● Work to complete
In the entries below, count every line containing "title". Return the number and nothing else.

● Dataset extract
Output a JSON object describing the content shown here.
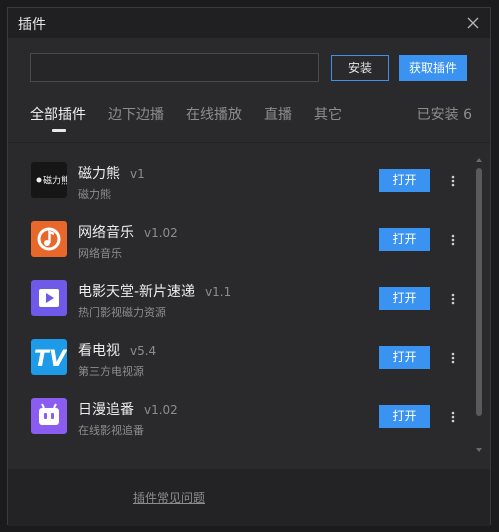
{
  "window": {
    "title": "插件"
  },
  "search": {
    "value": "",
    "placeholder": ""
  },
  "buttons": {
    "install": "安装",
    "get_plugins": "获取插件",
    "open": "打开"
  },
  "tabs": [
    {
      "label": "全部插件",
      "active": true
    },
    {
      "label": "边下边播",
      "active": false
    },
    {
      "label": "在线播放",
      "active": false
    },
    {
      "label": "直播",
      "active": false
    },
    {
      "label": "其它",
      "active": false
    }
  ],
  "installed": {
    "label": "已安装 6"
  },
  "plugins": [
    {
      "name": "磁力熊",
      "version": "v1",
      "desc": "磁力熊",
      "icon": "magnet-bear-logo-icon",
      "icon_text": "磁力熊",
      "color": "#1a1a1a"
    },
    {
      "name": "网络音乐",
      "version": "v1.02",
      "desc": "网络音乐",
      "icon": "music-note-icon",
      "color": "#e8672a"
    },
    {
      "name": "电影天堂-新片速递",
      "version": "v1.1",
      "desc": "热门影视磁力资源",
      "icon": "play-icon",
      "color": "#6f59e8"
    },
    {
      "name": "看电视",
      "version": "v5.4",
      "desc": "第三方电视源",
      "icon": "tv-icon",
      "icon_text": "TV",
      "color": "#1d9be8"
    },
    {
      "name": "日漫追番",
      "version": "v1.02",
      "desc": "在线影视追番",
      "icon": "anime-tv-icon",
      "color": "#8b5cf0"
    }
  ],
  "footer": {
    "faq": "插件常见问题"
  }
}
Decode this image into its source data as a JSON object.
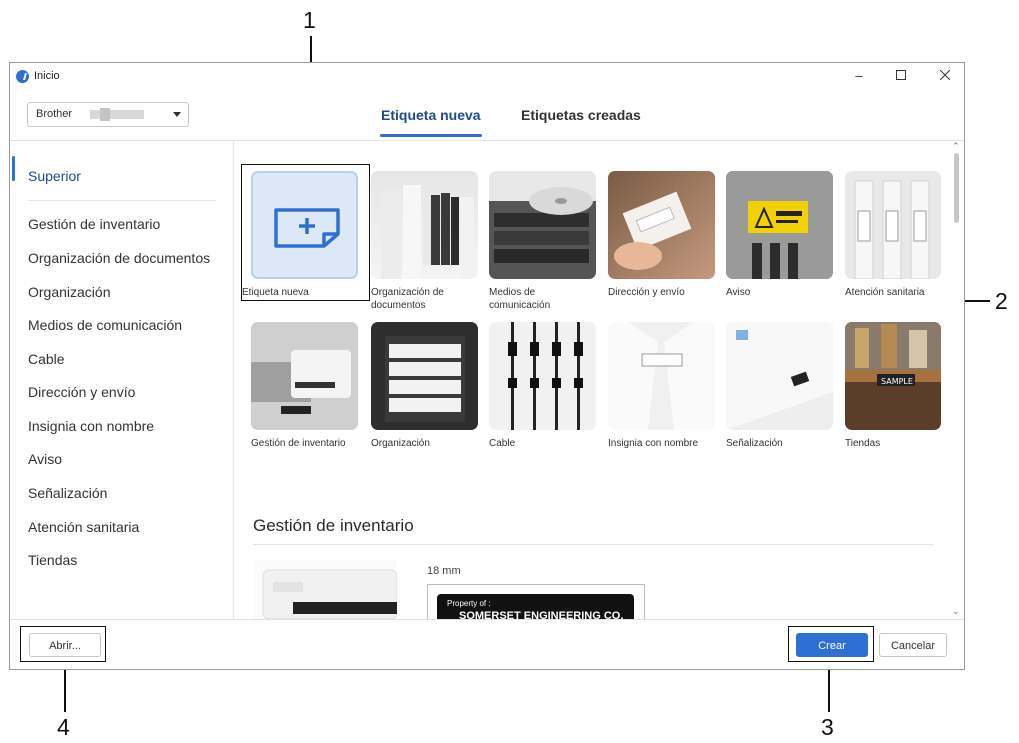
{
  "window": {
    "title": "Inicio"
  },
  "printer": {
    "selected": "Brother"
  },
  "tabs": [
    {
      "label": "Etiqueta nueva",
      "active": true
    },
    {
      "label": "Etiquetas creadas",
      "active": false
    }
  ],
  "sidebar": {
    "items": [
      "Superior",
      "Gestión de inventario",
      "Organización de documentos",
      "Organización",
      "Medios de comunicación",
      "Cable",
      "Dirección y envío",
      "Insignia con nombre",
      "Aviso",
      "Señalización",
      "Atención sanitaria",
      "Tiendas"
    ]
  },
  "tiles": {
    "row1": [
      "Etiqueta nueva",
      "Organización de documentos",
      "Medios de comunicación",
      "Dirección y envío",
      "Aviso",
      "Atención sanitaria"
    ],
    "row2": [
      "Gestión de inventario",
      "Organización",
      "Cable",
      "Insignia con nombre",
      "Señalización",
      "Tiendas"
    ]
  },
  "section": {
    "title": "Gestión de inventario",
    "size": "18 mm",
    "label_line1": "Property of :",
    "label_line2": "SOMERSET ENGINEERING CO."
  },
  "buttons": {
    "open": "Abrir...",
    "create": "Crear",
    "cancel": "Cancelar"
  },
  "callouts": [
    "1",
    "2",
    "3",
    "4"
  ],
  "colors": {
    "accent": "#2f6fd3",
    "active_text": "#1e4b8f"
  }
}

--

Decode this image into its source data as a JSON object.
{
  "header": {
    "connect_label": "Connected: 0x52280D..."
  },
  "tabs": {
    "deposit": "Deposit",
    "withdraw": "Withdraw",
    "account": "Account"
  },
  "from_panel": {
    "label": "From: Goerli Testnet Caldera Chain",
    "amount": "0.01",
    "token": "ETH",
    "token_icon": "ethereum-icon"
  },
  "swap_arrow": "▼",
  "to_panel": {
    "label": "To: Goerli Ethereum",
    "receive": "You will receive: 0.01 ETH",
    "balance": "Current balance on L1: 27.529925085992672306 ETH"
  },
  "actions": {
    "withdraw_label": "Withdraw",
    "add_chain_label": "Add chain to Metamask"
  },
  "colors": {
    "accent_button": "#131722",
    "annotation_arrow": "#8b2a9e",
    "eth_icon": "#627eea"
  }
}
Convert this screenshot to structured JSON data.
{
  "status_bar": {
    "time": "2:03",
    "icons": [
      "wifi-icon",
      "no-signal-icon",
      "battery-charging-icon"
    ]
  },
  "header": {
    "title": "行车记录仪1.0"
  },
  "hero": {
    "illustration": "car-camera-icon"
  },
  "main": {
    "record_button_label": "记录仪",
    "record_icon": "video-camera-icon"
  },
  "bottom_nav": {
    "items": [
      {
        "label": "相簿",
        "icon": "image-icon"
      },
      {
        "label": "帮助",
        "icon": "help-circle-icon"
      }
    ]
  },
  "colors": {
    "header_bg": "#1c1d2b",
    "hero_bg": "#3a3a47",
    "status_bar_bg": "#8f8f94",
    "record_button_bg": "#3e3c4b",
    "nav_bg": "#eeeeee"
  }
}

● Correct answer
4